**WHAT YOU WILL DO:** Copy out, word for word, the lines of the material from the line containing "- price-unit: /mo/host: [686, 114, 740, 130]" through the line containing "- plus-icon[interactable]: +: [30, 551, 39, 566]", both included.

━━ DATASET ENTRIES

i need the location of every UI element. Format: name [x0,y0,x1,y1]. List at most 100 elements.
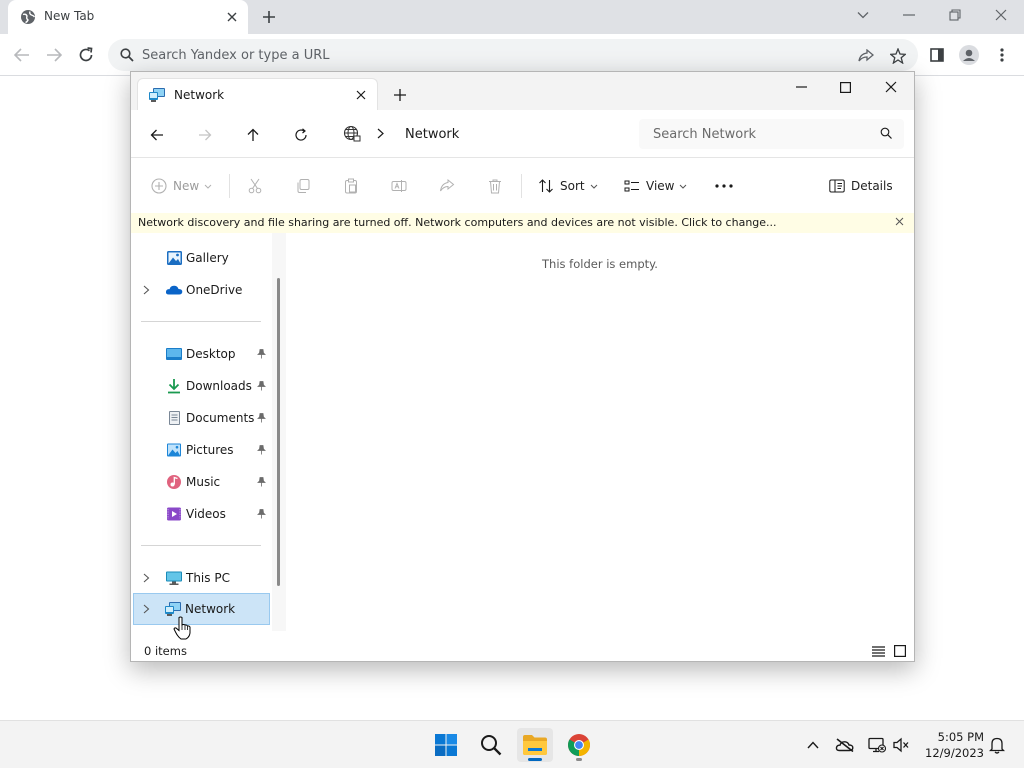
paste-button[interactable] [343,174,359,198]
explorer-search-box[interactable] [639,119,904,149]
taskbar-file-explorer[interactable] [517,728,553,762]
omnibox[interactable] [108,39,918,71]
browser-menu-button[interactable] [991,44,1013,66]
nav-item-documents[interactable]: Documents [133,403,270,433]
arrow-right-icon [47,48,62,62]
side-panel-icon [930,48,944,62]
start-button[interactable] [428,728,464,762]
explorer-maximize-button[interactable] [830,78,860,96]
network-discovery-infobar[interactable]: Network discovery and file sharing are t… [131,213,914,233]
nav-item-onedrive[interactable]: OneDrive [133,275,270,305]
share-button[interactable] [439,174,455,198]
show-hidden-icons-button[interactable] [803,736,823,754]
nav-item-network-selected[interactable]: Network [133,593,270,625]
chevron-right-icon[interactable] [143,604,150,614]
desktop-icon [165,346,183,362]
videos-icon [165,506,183,522]
nav-item-label: Documents [186,411,255,425]
browser-tab-strip: New Tab [0,0,1024,34]
explorer-search-input[interactable] [653,125,863,143]
delete-button[interactable] [487,174,503,198]
onedrive-status-icon[interactable] [835,736,855,754]
close-browser-button[interactable] [986,5,1016,25]
sort-icon [539,179,553,193]
explorer-refresh-button[interactable] [291,125,311,145]
minimize-icon [903,14,915,16]
plus-icon [263,11,275,23]
rename-button[interactable] [391,174,407,198]
clock-time: 5:05 PM [937,730,984,744]
explorer-tab-network[interactable]: Network [137,78,378,110]
chevron-right-icon[interactable] [143,285,150,295]
nav-item-this-pc[interactable]: This PC [133,563,270,593]
forward-button[interactable] [43,44,65,66]
close-icon [227,12,237,22]
sort-button[interactable]: Sort [538,174,598,198]
close-icon [356,90,366,100]
breadcrumb-item-network[interactable]: Network [405,127,459,142]
explorer-forward-button[interactable] [195,125,215,145]
search-icon [880,127,892,139]
onedrive-cloud-icon [165,282,183,298]
bookmark-star-icon[interactable] [889,47,907,65]
close-tab-button[interactable] [222,7,242,27]
details-pane-button[interactable]: Details [829,174,893,198]
chevron-right-icon[interactable] [143,573,150,583]
nav-item-pictures[interactable]: Pictures [133,435,270,465]
bell-icon [989,737,1005,754]
minimize-browser-button[interactable] [894,5,924,25]
explorer-new-tab-button[interactable] [391,86,409,104]
explorer-back-button[interactable] [147,125,167,145]
taskbar-chrome[interactable] [561,728,597,762]
details-view-button[interactable] [870,643,886,659]
reload-button[interactable] [75,44,97,66]
nav-item-desktop[interactable]: Desktop [133,339,270,369]
notifications-button[interactable] [987,736,1007,754]
share-icon[interactable] [857,47,875,65]
restore-icon [949,9,961,21]
infobar-close-icon[interactable] [895,217,904,226]
copy-button[interactable] [295,174,311,198]
large-icons-view-icon [894,645,906,657]
profile-button[interactable] [958,44,980,66]
nav-item-label: Videos [186,507,226,521]
omnibox-input[interactable] [142,45,822,65]
close-explorer-tab-button[interactable] [353,87,369,103]
network-icon [164,601,182,617]
cut-button[interactable] [247,174,263,198]
restore-browser-button[interactable] [940,5,970,25]
new-tab-button[interactable] [258,7,280,27]
back-button[interactable] [11,44,33,66]
browser-toolbar [0,34,1024,76]
navigation-scrollbar-thumb[interactable] [277,278,280,586]
nav-item-gallery[interactable]: Gallery [133,243,270,273]
network-icon [148,87,166,103]
explorer-up-button[interactable] [243,125,263,145]
cut-icon [248,178,262,194]
document-icon [165,410,183,426]
explorer-minimize-button[interactable] [786,78,816,96]
taskbar: 5:05 PM 12/9/2023 [0,720,1024,768]
nav-divider [141,321,261,322]
side-panel-button[interactable] [926,44,948,66]
tab-search-button[interactable] [848,5,878,25]
network-status-icon[interactable] [867,736,887,754]
see-more-button[interactable] [715,174,733,198]
taskbar-clock[interactable]: 5:05 PM 12/9/2023 [918,729,984,761]
details-view-icon [871,645,885,657]
nav-item-music[interactable]: Music [133,467,270,497]
tiles-view-button[interactable] [892,643,908,659]
view-button[interactable]: View [624,174,687,198]
taskbar-search-button[interactable] [473,728,509,762]
breadcrumb[interactable]: Network [337,119,632,149]
file-list-area[interactable]: This folder is empty. [286,233,914,638]
nav-item-downloads[interactable]: Downloads [133,371,270,401]
nav-item-videos[interactable]: Videos [133,499,270,529]
volume-icon[interactable] [891,736,911,754]
browser-tab-new-tab[interactable]: New Tab [8,0,248,34]
explorer-close-button[interactable] [876,78,906,96]
breadcrumb-chevron-icon[interactable] [377,128,384,139]
details-pane-icon [829,179,845,193]
new-button[interactable]: New [151,174,212,198]
close-icon [885,81,897,93]
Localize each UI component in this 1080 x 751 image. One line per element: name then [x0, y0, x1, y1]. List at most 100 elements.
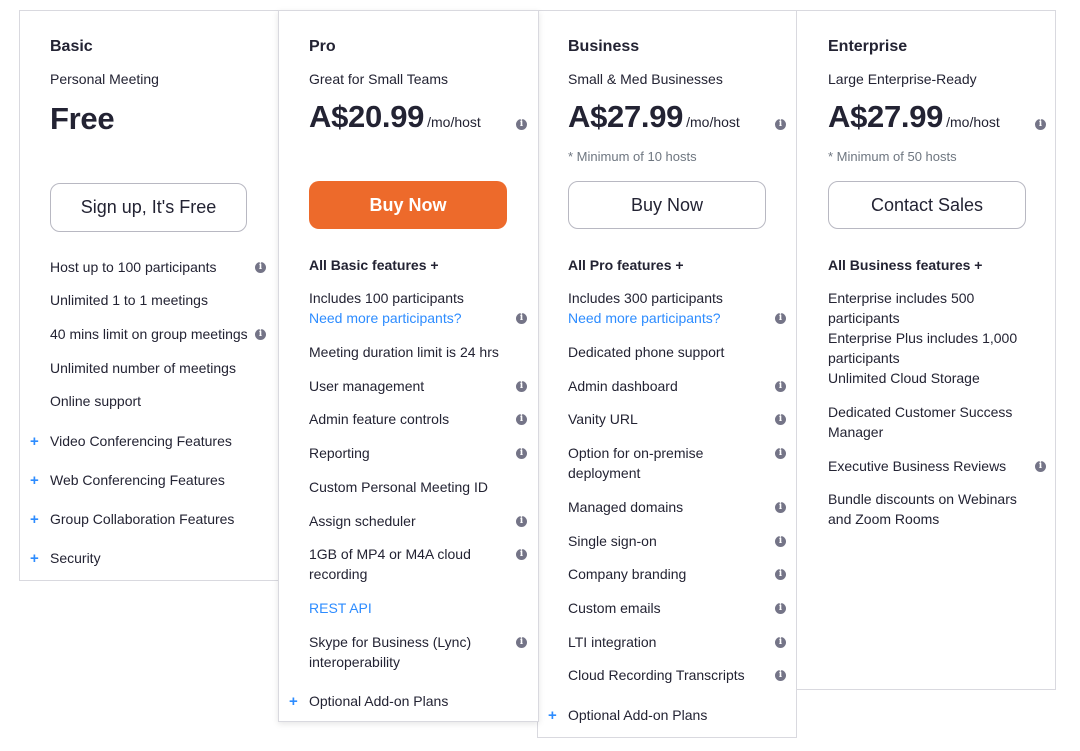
- price-unit: /mo/host: [686, 114, 740, 130]
- info-icon[interactable]: i: [516, 119, 527, 130]
- feature-item: Vanity URL: [568, 411, 638, 427]
- info-icon[interactable]: i: [516, 414, 527, 425]
- feature-item: Assign scheduler: [309, 513, 416, 529]
- info-icon[interactable]: i: [775, 448, 786, 459]
- feature-item: Skype for Business (Lync): [309, 634, 472, 650]
- feature-item: Custom emails: [568, 600, 661, 616]
- plan-name: Enterprise: [828, 38, 908, 55]
- plan-tagline: Great for Small Teams: [309, 71, 449, 87]
- plan-card-pro: Pro Great for Small Teams A$20.99 /mo/ho…: [278, 10, 539, 722]
- info-icon[interactable]: i: [1035, 119, 1046, 130]
- plus-icon[interactable]: +: [30, 512, 39, 527]
- info-icon[interactable]: i: [516, 381, 527, 392]
- expandable-group-collaboration[interactable]: Group Collaboration Features: [50, 509, 234, 529]
- plus-icon[interactable]: +: [30, 551, 39, 566]
- plan-card-enterprise: Enterprise Large Enterprise-Ready A$27.9…: [796, 10, 1056, 690]
- contact-sales-button[interactable]: Contact Sales: [828, 181, 1026, 229]
- info-icon[interactable]: i: [255, 329, 266, 340]
- plus-icon[interactable]: +: [548, 708, 557, 723]
- info-icon[interactable]: i: [1035, 461, 1046, 472]
- info-icon[interactable]: i: [775, 536, 786, 547]
- minimum-hosts-note: * Minimum of 50 hosts: [828, 149, 957, 164]
- price-row: A$20.99 /mo/host: [309, 99, 481, 135]
- info-icon[interactable]: i: [775, 569, 786, 580]
- plan-card-basic: Basic Personal Meeting Free Sign up, It'…: [19, 10, 281, 581]
- price-unit: /mo/host: [946, 114, 1000, 130]
- need-more-participants-link[interactable]: Need more participants?: [309, 308, 462, 328]
- feature-item: Single sign-on: [568, 533, 657, 549]
- feature-item: Reporting: [309, 445, 370, 461]
- price-unit: /mo/host: [427, 114, 481, 130]
- feature-item: Admin dashboard: [568, 378, 678, 394]
- plus-icon[interactable]: +: [30, 473, 39, 488]
- feature-item: Host up to 100 participants: [50, 259, 217, 275]
- info-icon[interactable]: i: [775, 414, 786, 425]
- plan-name: Pro: [309, 38, 336, 55]
- feature-item: Enterprise includes 500: [828, 290, 975, 306]
- plus-icon[interactable]: +: [30, 434, 39, 449]
- feature-item: Company branding: [568, 566, 687, 582]
- feature-item: Custom Personal Meeting ID: [309, 479, 488, 495]
- feature-item: 40 mins limit on group meetings: [50, 326, 248, 342]
- info-icon[interactable]: i: [775, 119, 786, 130]
- feature-item: participants: [828, 350, 900, 366]
- feature-item: and Zoom Rooms: [828, 511, 940, 527]
- plan-card-business: Business Small & Med Businesses A$27.99 …: [537, 10, 797, 738]
- info-icon[interactable]: i: [255, 262, 266, 273]
- feature-item: User management: [309, 378, 425, 394]
- feature-item: Includes 300 participants: [568, 290, 723, 306]
- rest-api-link[interactable]: REST API: [309, 598, 372, 618]
- plan-price: A$20.99: [309, 99, 425, 134]
- plan-tagline: Large Enterprise-Ready: [828, 71, 977, 87]
- feature-item: Bundle discounts on Webinars: [828, 491, 1017, 507]
- need-more-participants-link[interactable]: Need more participants?: [568, 308, 721, 328]
- info-icon[interactable]: i: [775, 637, 786, 648]
- price-row: A$27.99 /mo/host: [828, 99, 1000, 135]
- feature-item: Executive Business Reviews: [828, 458, 1007, 474]
- buy-now-button[interactable]: Buy Now: [309, 181, 507, 229]
- feature-item: deployment: [568, 465, 641, 481]
- feature-item: recording: [309, 566, 368, 582]
- buy-now-button[interactable]: Buy Now: [568, 181, 766, 229]
- info-icon[interactable]: i: [775, 670, 786, 681]
- feature-item: Cloud Recording Transcripts: [568, 667, 745, 683]
- expandable-video-conferencing[interactable]: Video Conferencing Features: [50, 431, 232, 451]
- plan-tagline: Small & Med Businesses: [568, 71, 723, 87]
- feature-item: interoperability: [309, 654, 401, 670]
- feature-item: Unlimited number of meetings: [50, 360, 236, 376]
- info-icon[interactable]: i: [516, 313, 527, 324]
- info-icon[interactable]: i: [516, 637, 527, 648]
- feature-item: Dedicated Customer Success: [828, 404, 1013, 420]
- plan-tagline: Personal Meeting: [50, 71, 159, 87]
- optional-addon-plans[interactable]: Optional Add-on Plans: [568, 705, 707, 725]
- info-icon[interactable]: i: [516, 516, 527, 527]
- info-icon[interactable]: i: [775, 381, 786, 392]
- info-icon[interactable]: i: [775, 603, 786, 614]
- feature-item: Includes 100 participants: [309, 290, 464, 306]
- feature-item: Unlimited Cloud Storage: [828, 370, 980, 386]
- sign-up-free-button[interactable]: Sign up, It's Free: [50, 183, 247, 232]
- plan-price: Free: [50, 101, 115, 136]
- plan-price: A$27.99: [828, 99, 944, 134]
- feature-item: Managed domains: [568, 499, 684, 515]
- features-header: All Basic features +: [309, 257, 439, 273]
- info-icon[interactable]: i: [775, 502, 786, 513]
- features-header: All Business features +: [828, 257, 983, 273]
- features-header: All Pro features +: [568, 257, 684, 273]
- expandable-security[interactable]: Security: [50, 548, 101, 568]
- feature-item: Online support: [50, 393, 142, 409]
- feature-item: 1GB of MP4 or M4A cloud: [309, 546, 471, 562]
- plus-icon[interactable]: +: [289, 694, 298, 709]
- info-icon[interactable]: i: [775, 313, 786, 324]
- info-icon[interactable]: i: [516, 448, 527, 459]
- info-icon[interactable]: i: [516, 549, 527, 560]
- feature-item: participants: [828, 310, 900, 326]
- plan-price: A$27.99: [568, 99, 684, 134]
- price-row: Free: [50, 101, 115, 137]
- expandable-web-conferencing[interactable]: Web Conferencing Features: [50, 470, 225, 490]
- minimum-hosts-note: * Minimum of 10 hosts: [568, 149, 697, 164]
- feature-item: Meeting duration limit is 24 hrs: [309, 344, 499, 360]
- feature-item: Unlimited 1 to 1 meetings: [50, 292, 208, 308]
- optional-addon-plans[interactable]: Optional Add-on Plans: [309, 691, 448, 711]
- feature-item: Dedicated phone support: [568, 344, 725, 360]
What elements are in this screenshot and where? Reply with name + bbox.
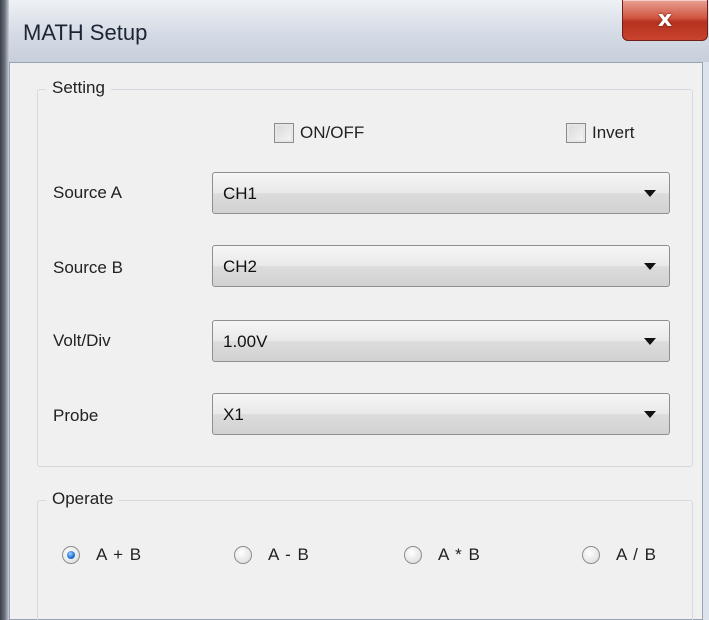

━━━━

**RESPONSE TO THIS TASK:**
- price-unit: /mo/host: [686, 114, 740, 130]
- info-icon[interactable]: i: [516, 119, 527, 130]
- feature-item: Vanity URL: [568, 411, 638, 427]
- info-icon[interactable]: i: [516, 414, 527, 425]
- feature-item: Assign scheduler: [309, 513, 416, 529]
- info-icon[interactable]: i: [775, 448, 786, 459]
- feature-item: Skype for Business (Lync): [309, 634, 472, 650]
- feature-item: Custom emails: [568, 600, 661, 616]
- plan-name: Enterprise: [828, 38, 908, 55]
- plan-tagline: Great for Small Teams: [309, 71, 449, 87]
- plan-card-pro: Pro Great for Small Teams A$20.99 /mo/ho…: [278, 10, 539, 722]
- info-icon[interactable]: i: [1035, 119, 1046, 130]
- plus-icon[interactable]: +: [30, 512, 39, 527]
- info-icon[interactable]: i: [516, 381, 527, 392]
- expandable-group-collaboration[interactable]: Group Collaboration Features: [50, 509, 234, 529]
- plus-icon[interactable]: +: [30, 551, 39, 566]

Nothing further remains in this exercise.